--- Begin MATERIAL TO PROCESS ---

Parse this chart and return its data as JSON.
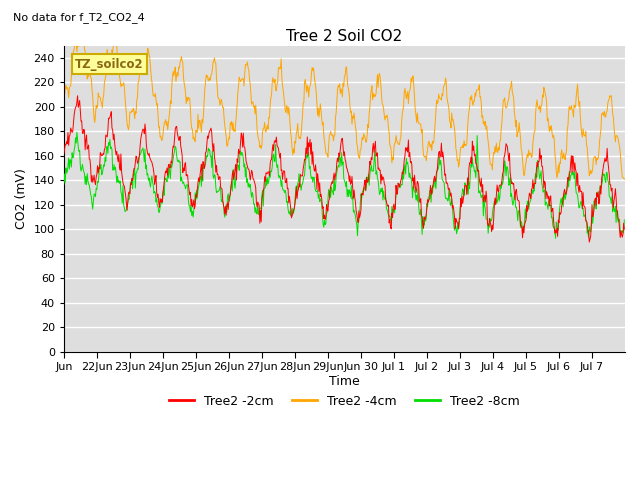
{
  "title": "Tree 2 Soil CO2",
  "subtitle": "No data for f_T2_CO2_4",
  "ylabel": "CO2 (mV)",
  "xlabel": "Time",
  "ylim": [
    0,
    250
  ],
  "yticks": [
    0,
    20,
    40,
    60,
    80,
    100,
    120,
    140,
    160,
    180,
    200,
    220,
    240
  ],
  "background_color": "#dedede",
  "legend_label_2cm": "Tree2 -2cm",
  "legend_label_4cm": "Tree2 -4cm",
  "legend_label_8cm": "Tree2 -8cm",
  "color_2cm": "#ff0000",
  "color_4cm": "#ffa500",
  "color_8cm": "#00dd00",
  "inset_label": "TZ_soilco2",
  "tick_labels": [
    "Jun",
    "22Jun",
    "23Jun",
    "24Jun",
    "25Jun",
    "26Jun",
    "27Jun",
    "28Jun",
    "29Jun",
    "Jun 30",
    "Jul 1",
    "Jul 2",
    "Jul 3",
    "Jul 4",
    "Jul 5",
    "Jul 6",
    "Jul 7"
  ]
}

--- End MATERIAL TO PROCESS ---

**GOAL OF THE EXERCISE:** Find the lines above holding the word "data" and show them.

**RIGHT ANSWER:**
Parse this chart and return its data as JSON.
  "subtitle": "No data for f_T2_CO2_4",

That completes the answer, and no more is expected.